> Input material
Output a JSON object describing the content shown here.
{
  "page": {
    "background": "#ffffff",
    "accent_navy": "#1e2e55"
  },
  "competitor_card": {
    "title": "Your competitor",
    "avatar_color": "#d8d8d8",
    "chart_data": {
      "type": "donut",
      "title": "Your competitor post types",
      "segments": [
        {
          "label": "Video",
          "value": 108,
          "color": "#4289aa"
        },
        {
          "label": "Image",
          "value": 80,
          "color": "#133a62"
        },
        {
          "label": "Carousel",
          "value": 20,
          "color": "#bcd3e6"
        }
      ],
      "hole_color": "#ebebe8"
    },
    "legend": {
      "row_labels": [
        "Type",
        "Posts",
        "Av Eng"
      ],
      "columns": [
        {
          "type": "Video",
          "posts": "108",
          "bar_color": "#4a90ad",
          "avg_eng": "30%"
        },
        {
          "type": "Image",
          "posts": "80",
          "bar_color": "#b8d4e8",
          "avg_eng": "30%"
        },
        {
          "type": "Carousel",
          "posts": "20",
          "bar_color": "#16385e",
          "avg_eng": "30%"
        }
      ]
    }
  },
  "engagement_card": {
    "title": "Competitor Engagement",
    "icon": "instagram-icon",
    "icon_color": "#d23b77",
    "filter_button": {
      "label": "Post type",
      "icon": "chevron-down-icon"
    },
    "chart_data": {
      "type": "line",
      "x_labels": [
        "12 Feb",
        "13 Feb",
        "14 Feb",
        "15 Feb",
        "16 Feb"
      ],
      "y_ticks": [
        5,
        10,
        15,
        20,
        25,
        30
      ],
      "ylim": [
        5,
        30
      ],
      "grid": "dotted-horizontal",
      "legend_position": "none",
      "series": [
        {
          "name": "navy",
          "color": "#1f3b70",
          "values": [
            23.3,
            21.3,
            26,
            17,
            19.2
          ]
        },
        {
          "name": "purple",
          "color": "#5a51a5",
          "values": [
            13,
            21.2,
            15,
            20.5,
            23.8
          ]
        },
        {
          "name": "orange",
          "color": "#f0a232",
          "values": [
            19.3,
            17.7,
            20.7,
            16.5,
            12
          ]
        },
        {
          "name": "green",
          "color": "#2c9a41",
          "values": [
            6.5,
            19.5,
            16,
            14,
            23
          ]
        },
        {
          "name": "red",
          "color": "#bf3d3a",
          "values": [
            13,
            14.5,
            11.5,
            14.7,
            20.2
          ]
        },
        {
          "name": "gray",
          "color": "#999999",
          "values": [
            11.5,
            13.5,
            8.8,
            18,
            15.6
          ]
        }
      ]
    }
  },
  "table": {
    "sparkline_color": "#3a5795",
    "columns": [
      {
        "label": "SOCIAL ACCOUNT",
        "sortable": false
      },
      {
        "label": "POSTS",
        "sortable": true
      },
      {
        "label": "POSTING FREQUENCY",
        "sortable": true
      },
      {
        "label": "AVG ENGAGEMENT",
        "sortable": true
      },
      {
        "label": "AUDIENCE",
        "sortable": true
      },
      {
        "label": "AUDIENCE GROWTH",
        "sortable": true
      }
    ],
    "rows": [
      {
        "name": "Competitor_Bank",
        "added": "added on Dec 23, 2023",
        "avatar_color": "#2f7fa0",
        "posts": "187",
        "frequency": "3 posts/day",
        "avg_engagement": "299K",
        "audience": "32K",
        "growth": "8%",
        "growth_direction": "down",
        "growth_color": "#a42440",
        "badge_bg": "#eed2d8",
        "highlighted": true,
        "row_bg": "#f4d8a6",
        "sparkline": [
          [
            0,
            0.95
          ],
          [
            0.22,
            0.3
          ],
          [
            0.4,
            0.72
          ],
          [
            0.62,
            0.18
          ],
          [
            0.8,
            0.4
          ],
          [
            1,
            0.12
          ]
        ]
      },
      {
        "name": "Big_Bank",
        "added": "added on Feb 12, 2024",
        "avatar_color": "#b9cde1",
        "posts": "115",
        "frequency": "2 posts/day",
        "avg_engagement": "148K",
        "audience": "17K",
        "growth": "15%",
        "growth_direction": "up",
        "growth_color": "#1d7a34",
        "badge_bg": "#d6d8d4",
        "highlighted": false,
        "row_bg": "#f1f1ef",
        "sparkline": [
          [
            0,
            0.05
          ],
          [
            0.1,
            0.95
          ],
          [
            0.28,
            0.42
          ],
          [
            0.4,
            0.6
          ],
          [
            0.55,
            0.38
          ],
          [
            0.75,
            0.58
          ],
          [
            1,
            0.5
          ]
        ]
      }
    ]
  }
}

> Do this
Determine how many lines in the data above contain the string "title". Give nothing except the number.

> Solution to this task
3